▸ Description of the task
In the listing below, pick out lines with "Dienstleister".
— start Records for the exercise —
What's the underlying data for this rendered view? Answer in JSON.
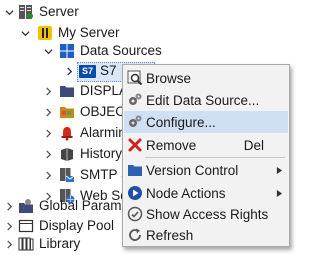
{
  "tree": {
    "server": "Server",
    "my_server": "My Server",
    "data_sources": "Data Sources",
    "s7_badge": "S7",
    "s7_label": "S7",
    "display": "DISPLAY",
    "objects": "OBJECTS",
    "alarming": "Alarming",
    "history": "History A",
    "smtp": "SMTP Se",
    "web": "Web Ser",
    "global_params": "Global Paramete",
    "display_pool": "Display Pool",
    "library": "Library"
  },
  "context_menu": {
    "browse": "Browse",
    "edit_data_source": "Edit Data Source...",
    "configure": "Configure...",
    "remove": "Remove",
    "remove_shortcut": "Del",
    "version_control": "Version Control",
    "node_actions": "Node Actions",
    "show_access_rights": "Show Access Rights",
    "refresh": "Refresh"
  },
  "colors": {
    "selection": "#dbe7f7",
    "menu_highlight": "#cfe0f4",
    "accent_blue": "#0a4aa8",
    "remove_red": "#d02020",
    "folder_yellow": "#e8b923"
  }
}
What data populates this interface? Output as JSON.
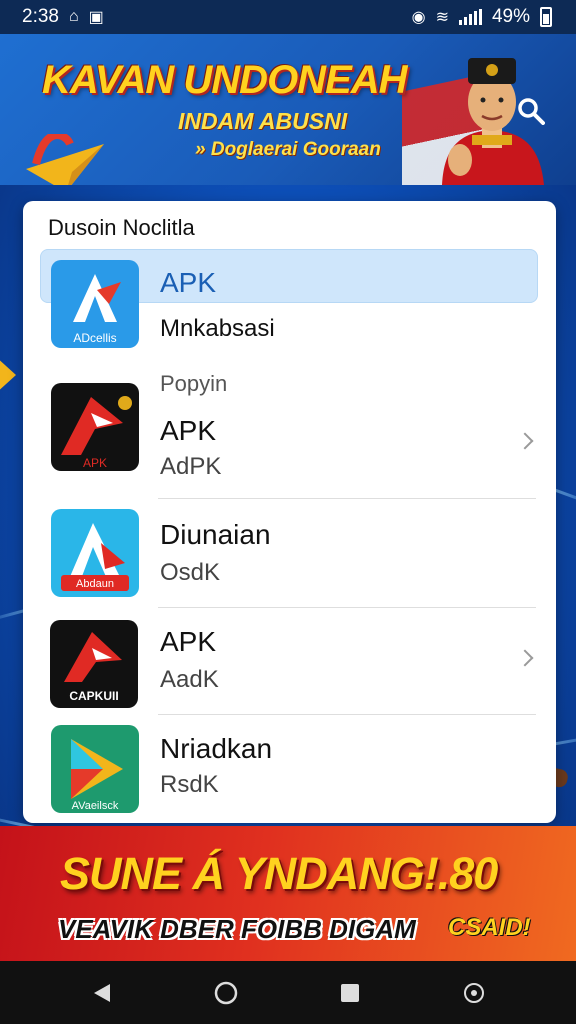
{
  "status_bar": {
    "time": "2:38",
    "battery": "49%"
  },
  "banner": {
    "title": "KAVAN UNDONEAH",
    "subtitle": "INDAM ABUSNI",
    "tagline": "» Doglaerai Gooraan"
  },
  "list": {
    "heading": "Dusoin Noclitla",
    "items": [
      {
        "title": "APK",
        "subtitle": "Mnkabsasi",
        "icon": "apk-app-icon-blue",
        "icon_text": "ADcellis",
        "highlighted": true
      },
      {
        "title": "APK",
        "subtitle": "AdPK",
        "overline": "Popyin",
        "icon": "apk-app-icon-black",
        "icon_text": "APK"
      },
      {
        "title": "Diunaian",
        "subtitle": "OsdK",
        "icon": "apk-app-icon-cyan",
        "icon_text": "Abdaun"
      },
      {
        "title": "APK",
        "subtitle": "AadK",
        "icon": "apk-app-icon-dark",
        "icon_text": "CAPKUII"
      },
      {
        "title": "Nriadkan",
        "subtitle": "RsdK",
        "icon": "play-app-icon-green",
        "icon_text": "AVaeilsck"
      }
    ]
  },
  "promo": {
    "title": "SUNE Á YNDANG!.80",
    "subtitle": "VEAVIK DBER FOIBB DIGAM",
    "badge": "CSAID!"
  },
  "colors": {
    "accent": "#ffd21f",
    "banner_blue": "#1a5bb8",
    "promo_red": "#d0201c",
    "highlight": "#cfe6fb"
  }
}
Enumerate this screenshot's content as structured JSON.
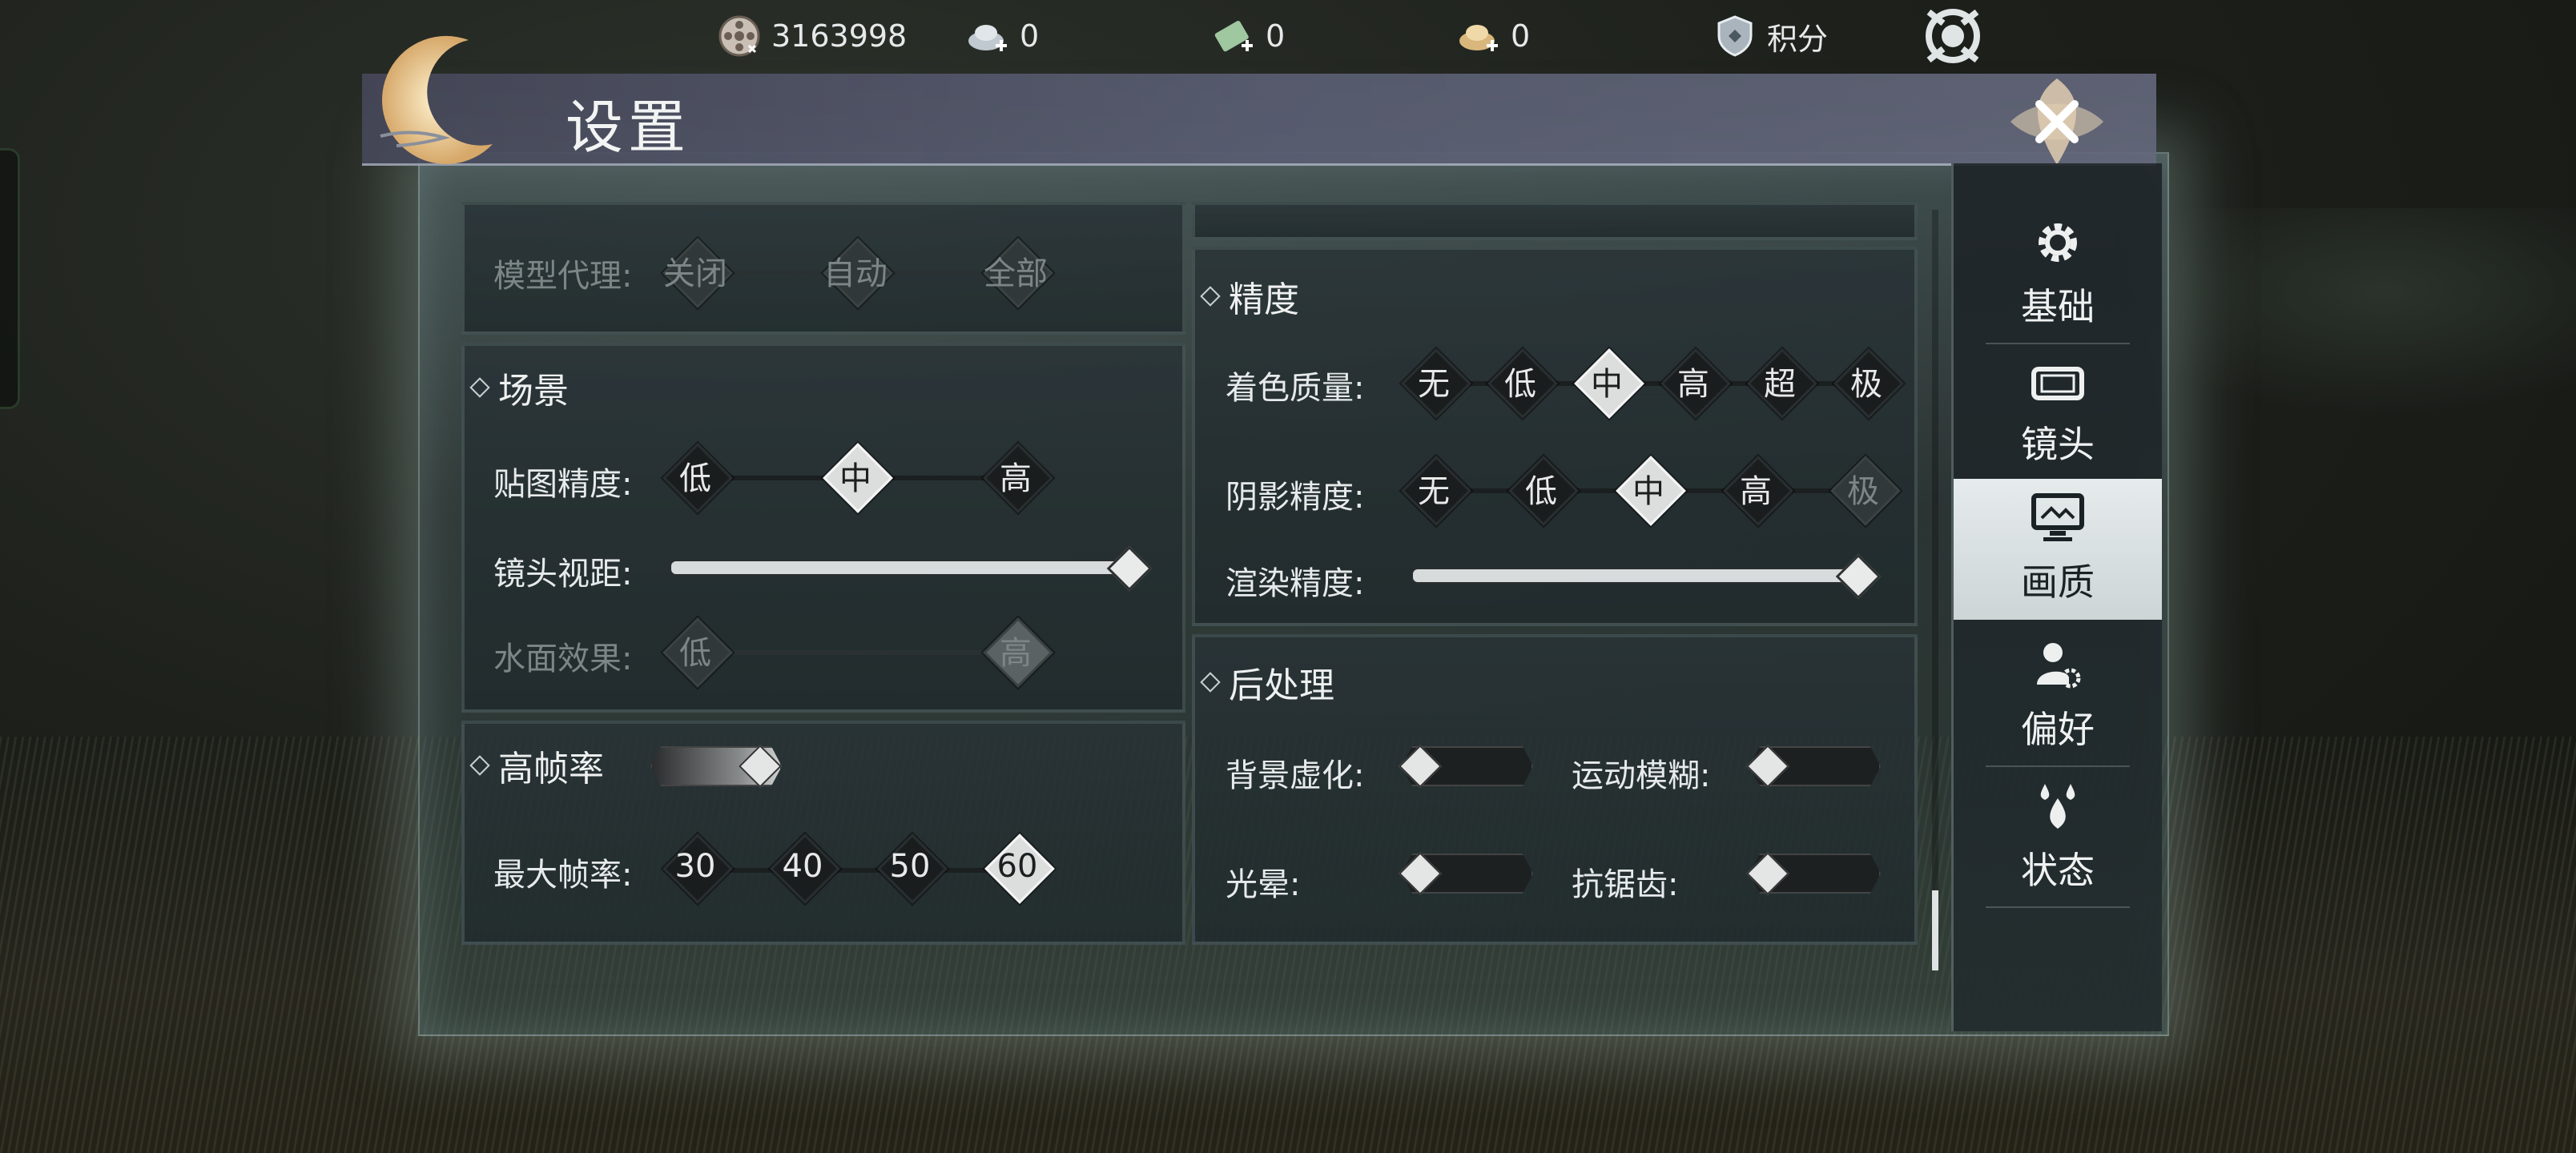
{
  "currency": [
    {
      "icon": "film-reel-icon",
      "value": "3163998"
    },
    {
      "icon": "silver-ingot-plus-icon",
      "value": "0"
    },
    {
      "icon": "green-ticket-plus-icon",
      "value": "0"
    },
    {
      "icon": "gold-ingot-plus-icon",
      "value": "0"
    },
    {
      "icon": "shield-icon",
      "value": "积分"
    }
  ],
  "window": {
    "title": "设置"
  },
  "left": {
    "model_proxy": {
      "label": "模型代理:",
      "options": [
        "关闭",
        "自动",
        "全部"
      ]
    },
    "scene": {
      "title": "场景",
      "texture": {
        "label": "贴图精度:",
        "options": [
          "低",
          "中",
          "高"
        ],
        "selected": 1
      },
      "view_distance": {
        "label": "镜头视距:",
        "level": 1.0
      },
      "water": {
        "label": "水面效果:",
        "options": [
          "低",
          "高"
        ],
        "selected": 1
      }
    },
    "fps": {
      "title": "高帧率",
      "enabled": true,
      "max": {
        "label": "最大帧率:",
        "options": [
          "30",
          "40",
          "50",
          "60"
        ],
        "selected": 3
      }
    }
  },
  "right": {
    "precision": {
      "title": "精度",
      "shading": {
        "label": "着色质量:",
        "options": [
          "无",
          "低",
          "中",
          "高",
          "超",
          "极"
        ],
        "selected": 2
      },
      "shadow": {
        "label": "阴影精度:",
        "options": [
          "无",
          "低",
          "中",
          "高",
          "极"
        ],
        "selected": 2
      },
      "render": {
        "label": "渲染精度:",
        "level": 1.0
      }
    },
    "post": {
      "title": "后处理",
      "bg_blur": "背景虚化:",
      "motion_blur": "运动模糊:",
      "bloom": "光晕:",
      "aa": "抗锯齿:"
    }
  },
  "tabs": [
    {
      "label": "基础",
      "icon": "gear-icon"
    },
    {
      "label": "镜头",
      "icon": "camera-icon"
    },
    {
      "label": "画质",
      "icon": "monitor-icon"
    },
    {
      "label": "偏好",
      "icon": "user-gear-icon"
    },
    {
      "label": "状态",
      "icon": "drops-icon"
    }
  ],
  "active_tab": 2
}
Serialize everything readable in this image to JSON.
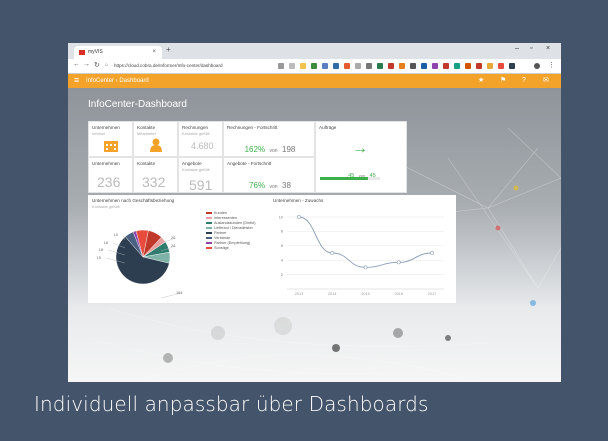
{
  "caption": "Individuell anpassbar über Dashboards",
  "browser": {
    "tab_title": "myVIS",
    "tab_close": "×",
    "new_tab": "+",
    "url": "https://cloud.cobra.de/Informer/Info-center/dashboard",
    "win_min": "–",
    "win_max": "▫",
    "win_close": "×"
  },
  "appbar": {
    "menu_icon": "≡",
    "breadcrumb": "InfoCenter  ›  Dashboard",
    "icons": [
      "star-icon",
      "flag-icon",
      "help-icon",
      "mail-icon"
    ]
  },
  "dashboard": {
    "title": "InfoCenter-Dashboard",
    "tiles": {
      "unternehmen1": {
        "label": "Unternehmen",
        "sub": "Infobox"
      },
      "kontakte1": {
        "label": "Kontakte",
        "sub": "Mitarbeiter"
      },
      "rechnungen": {
        "label": "Rechnungen",
        "sub": "Kontakte gefüllt",
        "value": "4.680"
      },
      "rechnungen_fortschritt": {
        "label": "Rechnungen - Fortschritt",
        "percent": "162%",
        "of_text": "von",
        "value": "198"
      },
      "auftraege": {
        "label": "Aufträge",
        "text": "45",
        "of_text": "von",
        "value": "45",
        "progress": 0.8
      },
      "unternehmen2": {
        "label": "Unternehmen",
        "value": "236"
      },
      "kontakte2": {
        "label": "Kontakte",
        "value": "332"
      },
      "angebote": {
        "label": "Angebote",
        "sub": "Kontakte gefüllt",
        "value": "591"
      },
      "angebote_fortschritt": {
        "label": "Angebote - Fortschritt",
        "percent": "76%",
        "of_text": "von",
        "value": "38"
      }
    },
    "pie_panel": {
      "title": "Unternehmen nach Geschäftsbeziehung",
      "sub": "Kontakte gefüllt",
      "labels": [
        "10",
        "18",
        "18",
        "15",
        "20",
        "24",
        "164"
      ],
      "legend": [
        {
          "name": "Kunden",
          "color": "#c0392b"
        },
        {
          "name": "Interessenten",
          "color": "#e8a0a0"
        },
        {
          "name": "Auslandskunden (Direkt)",
          "color": "#2e7d6e"
        },
        {
          "name": "Lieferant / Dienstleister",
          "color": "#7fb3a8"
        },
        {
          "name": "Partner",
          "color": "#2c3e50"
        },
        {
          "name": "Verbände",
          "color": "#4a6080"
        },
        {
          "name": "Partner (Empfehlung)",
          "color": "#8e44ad"
        },
        {
          "name": "Sonstige",
          "color": "#e74c3c"
        }
      ]
    },
    "line_panel": {
      "title": "Unternehmen - Zuwachs",
      "y_ticks": [
        "10",
        "8",
        "6",
        "4",
        "2"
      ],
      "x_ticks": [
        "2013",
        "2014",
        "2015",
        "2016",
        "2017"
      ]
    }
  },
  "chart_data": [
    {
      "type": "pie",
      "title": "Unternehmen nach Geschäftsbeziehung",
      "categories": [
        "Kunden",
        "Interessenten",
        "Auslandskunden (Direkt)",
        "Lieferant / Dienstleister",
        "Partner",
        "Verbände",
        "Partner (Empfehlung)",
        "Sonstige"
      ],
      "values": [
        24,
        10,
        18,
        18,
        164,
        15,
        5,
        20
      ]
    },
    {
      "type": "line",
      "title": "Unternehmen - Zuwachs",
      "x": [
        "2013",
        "2014",
        "2015",
        "2016",
        "2017"
      ],
      "values": [
        10,
        5,
        3,
        3.7,
        5
      ],
      "ylim": [
        0,
        10
      ]
    }
  ]
}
— end Records for the exercise —
▸ The answer
          "name": "Lieferant / Dienstleister",
        "Lieferant / Dienstleister",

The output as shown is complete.